Collect each line of the records containing the string "Currents".

Records from a data collection:
==============================

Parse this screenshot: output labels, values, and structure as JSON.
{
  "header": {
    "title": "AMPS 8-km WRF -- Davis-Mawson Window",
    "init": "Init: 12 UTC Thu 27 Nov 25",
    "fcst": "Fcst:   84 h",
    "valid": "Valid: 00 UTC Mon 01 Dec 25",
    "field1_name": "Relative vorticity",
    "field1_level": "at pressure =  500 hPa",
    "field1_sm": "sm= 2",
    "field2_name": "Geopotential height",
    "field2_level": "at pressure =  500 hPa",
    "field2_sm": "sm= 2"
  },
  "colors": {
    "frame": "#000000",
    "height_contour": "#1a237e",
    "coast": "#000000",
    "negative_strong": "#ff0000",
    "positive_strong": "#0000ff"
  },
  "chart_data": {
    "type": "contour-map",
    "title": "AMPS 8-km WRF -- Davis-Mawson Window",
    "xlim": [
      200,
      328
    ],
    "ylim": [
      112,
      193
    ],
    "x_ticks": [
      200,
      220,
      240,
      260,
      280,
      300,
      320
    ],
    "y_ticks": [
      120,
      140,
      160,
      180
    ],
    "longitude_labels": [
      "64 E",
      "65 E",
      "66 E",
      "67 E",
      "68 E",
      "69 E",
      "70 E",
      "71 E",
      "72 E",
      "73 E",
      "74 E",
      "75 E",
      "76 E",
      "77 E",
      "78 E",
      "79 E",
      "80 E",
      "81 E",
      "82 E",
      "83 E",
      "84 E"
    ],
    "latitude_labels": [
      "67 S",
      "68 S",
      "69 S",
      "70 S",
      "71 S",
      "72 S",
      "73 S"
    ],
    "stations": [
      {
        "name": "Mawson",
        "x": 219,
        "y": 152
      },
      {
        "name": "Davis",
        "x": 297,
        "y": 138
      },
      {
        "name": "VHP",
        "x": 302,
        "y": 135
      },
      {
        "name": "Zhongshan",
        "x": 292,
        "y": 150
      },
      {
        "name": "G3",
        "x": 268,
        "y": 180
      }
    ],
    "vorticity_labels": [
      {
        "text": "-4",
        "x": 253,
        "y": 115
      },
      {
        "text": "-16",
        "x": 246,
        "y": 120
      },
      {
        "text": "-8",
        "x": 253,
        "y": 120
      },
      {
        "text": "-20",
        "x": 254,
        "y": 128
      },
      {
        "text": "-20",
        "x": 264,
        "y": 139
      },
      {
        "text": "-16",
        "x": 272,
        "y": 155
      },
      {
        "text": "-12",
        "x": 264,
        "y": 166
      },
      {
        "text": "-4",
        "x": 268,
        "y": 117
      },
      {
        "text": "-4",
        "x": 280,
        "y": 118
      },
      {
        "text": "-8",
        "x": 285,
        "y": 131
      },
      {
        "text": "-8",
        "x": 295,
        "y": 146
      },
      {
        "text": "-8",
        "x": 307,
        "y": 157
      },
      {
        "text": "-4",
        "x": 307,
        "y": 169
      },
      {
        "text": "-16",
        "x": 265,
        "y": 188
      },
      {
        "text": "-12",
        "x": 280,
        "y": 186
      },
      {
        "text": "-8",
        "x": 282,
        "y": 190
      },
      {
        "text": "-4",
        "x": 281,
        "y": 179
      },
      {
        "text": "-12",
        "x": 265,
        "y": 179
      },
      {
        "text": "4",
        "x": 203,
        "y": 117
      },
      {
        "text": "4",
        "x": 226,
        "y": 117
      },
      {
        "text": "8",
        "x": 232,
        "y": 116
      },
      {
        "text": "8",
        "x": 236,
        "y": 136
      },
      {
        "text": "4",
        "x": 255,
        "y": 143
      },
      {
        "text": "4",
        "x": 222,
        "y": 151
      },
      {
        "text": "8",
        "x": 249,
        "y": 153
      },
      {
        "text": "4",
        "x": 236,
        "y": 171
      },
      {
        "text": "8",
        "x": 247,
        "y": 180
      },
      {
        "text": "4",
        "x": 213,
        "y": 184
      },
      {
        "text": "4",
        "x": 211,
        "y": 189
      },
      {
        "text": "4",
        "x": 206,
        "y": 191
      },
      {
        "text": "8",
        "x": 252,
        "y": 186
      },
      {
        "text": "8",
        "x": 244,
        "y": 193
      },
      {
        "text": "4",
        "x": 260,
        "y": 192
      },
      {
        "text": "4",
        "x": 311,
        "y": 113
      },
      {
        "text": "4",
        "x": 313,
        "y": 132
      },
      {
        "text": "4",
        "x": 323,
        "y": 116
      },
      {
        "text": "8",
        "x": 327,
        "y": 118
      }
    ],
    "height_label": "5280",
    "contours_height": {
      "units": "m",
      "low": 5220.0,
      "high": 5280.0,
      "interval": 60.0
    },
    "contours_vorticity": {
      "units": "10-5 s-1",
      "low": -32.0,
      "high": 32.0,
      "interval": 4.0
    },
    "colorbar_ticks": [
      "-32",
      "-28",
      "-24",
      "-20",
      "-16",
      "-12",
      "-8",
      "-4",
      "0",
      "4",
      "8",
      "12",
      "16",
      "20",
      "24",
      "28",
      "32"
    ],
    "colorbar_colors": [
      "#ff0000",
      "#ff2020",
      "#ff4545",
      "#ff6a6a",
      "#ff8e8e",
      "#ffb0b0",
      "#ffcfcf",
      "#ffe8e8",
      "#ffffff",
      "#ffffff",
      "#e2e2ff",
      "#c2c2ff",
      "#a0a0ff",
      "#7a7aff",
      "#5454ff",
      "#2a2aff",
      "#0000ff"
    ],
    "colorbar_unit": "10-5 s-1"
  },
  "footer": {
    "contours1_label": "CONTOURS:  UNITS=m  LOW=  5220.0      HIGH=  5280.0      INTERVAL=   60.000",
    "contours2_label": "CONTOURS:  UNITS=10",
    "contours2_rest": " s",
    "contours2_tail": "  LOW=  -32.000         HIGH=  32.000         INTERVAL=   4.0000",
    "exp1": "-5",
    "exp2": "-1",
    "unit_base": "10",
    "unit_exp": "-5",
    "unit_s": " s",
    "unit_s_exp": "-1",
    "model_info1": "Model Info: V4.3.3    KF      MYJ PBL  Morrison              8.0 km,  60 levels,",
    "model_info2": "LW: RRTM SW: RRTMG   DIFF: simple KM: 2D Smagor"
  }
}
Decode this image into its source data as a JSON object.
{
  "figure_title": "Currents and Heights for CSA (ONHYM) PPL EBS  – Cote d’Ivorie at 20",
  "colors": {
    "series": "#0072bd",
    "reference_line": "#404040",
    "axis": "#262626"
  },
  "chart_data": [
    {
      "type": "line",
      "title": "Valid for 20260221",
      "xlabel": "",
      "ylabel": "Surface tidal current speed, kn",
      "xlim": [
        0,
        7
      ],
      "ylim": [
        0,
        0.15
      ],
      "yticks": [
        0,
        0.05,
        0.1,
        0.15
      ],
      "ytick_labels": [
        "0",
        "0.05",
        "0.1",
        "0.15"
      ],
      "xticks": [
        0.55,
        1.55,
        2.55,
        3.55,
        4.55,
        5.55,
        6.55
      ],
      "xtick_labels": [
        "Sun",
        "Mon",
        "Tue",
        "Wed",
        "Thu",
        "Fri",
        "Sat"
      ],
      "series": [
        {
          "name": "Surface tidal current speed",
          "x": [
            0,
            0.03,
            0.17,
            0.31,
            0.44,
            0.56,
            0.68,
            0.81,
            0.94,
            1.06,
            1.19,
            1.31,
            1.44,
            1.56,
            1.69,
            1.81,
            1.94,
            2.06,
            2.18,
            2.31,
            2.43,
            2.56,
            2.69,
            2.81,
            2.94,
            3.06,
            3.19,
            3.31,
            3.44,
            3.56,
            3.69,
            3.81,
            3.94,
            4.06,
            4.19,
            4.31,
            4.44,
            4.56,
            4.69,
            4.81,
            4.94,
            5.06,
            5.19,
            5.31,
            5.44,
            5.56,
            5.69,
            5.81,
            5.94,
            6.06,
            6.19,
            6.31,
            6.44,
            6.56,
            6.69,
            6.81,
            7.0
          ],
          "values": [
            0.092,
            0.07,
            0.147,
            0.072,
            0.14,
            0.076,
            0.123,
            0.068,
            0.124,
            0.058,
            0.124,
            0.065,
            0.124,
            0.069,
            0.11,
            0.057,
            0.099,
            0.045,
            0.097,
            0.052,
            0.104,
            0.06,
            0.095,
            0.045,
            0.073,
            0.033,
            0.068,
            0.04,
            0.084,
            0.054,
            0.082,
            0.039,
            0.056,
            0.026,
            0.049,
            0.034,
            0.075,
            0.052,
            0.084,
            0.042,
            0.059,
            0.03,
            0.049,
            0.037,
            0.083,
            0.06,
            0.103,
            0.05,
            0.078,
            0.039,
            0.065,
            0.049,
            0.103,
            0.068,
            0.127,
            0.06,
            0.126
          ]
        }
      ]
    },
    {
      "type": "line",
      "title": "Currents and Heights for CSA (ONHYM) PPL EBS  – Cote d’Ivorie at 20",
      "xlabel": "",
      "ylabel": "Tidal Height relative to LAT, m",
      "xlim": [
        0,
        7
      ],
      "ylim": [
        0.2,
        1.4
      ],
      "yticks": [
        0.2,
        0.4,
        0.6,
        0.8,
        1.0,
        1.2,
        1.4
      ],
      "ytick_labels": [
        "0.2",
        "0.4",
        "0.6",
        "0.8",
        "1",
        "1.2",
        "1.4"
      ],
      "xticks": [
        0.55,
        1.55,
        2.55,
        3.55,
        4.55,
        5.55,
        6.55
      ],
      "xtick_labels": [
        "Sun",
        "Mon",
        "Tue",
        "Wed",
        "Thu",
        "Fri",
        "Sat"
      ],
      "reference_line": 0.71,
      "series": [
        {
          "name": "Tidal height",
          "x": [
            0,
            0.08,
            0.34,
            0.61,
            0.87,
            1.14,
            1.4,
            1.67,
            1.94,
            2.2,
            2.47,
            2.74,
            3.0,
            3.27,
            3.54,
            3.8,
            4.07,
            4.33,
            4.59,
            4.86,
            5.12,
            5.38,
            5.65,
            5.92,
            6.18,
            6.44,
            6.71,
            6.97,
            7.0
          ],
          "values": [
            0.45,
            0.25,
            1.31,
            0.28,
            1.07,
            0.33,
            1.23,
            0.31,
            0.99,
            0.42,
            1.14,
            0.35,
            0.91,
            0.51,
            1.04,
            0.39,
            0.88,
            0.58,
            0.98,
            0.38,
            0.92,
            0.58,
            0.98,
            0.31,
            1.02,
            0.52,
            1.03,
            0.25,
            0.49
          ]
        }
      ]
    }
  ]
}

==============================

**FINAL RESULT**
  "figure_title": "Currents and Heights for CSA (ONHYM) PPL EBS  – Cote d’Ivorie at 20",
      "title": "Currents and Heights for CSA (ONHYM) PPL EBS  – Cote d’Ivorie at 20",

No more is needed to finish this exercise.